--- begin ---
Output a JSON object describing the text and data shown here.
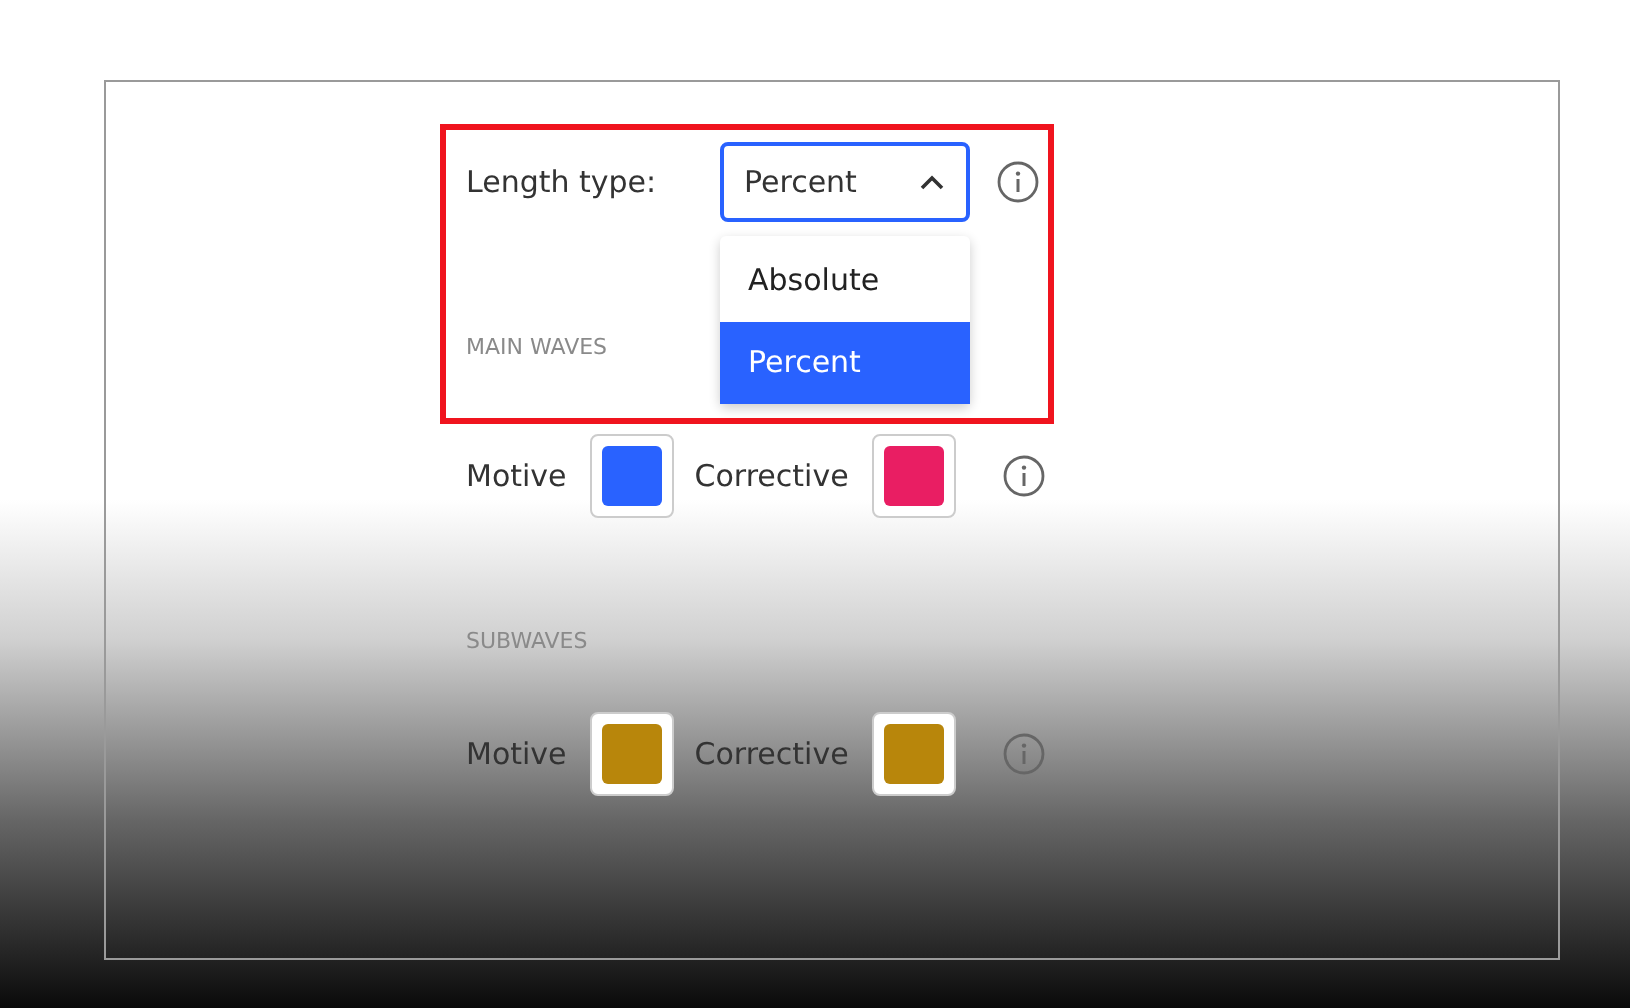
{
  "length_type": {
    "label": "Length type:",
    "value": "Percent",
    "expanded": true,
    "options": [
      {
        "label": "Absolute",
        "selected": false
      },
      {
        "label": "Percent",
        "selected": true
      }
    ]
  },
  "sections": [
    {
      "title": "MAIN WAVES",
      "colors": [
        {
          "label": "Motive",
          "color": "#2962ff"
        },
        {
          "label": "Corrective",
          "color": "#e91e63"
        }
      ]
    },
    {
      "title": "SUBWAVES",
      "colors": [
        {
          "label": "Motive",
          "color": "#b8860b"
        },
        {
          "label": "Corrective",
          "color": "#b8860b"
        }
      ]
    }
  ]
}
--- end ---
STATED TASK: In the records, locate each line holding the string "label" and copy it.

TASK OUTPUT:
    "label": "Length type:",
        "label": "Absolute",
        "label": "Percent",
          "label": "Motive",
          "label": "Corrective",
          "label": "Motive",
          "label": "Corrective",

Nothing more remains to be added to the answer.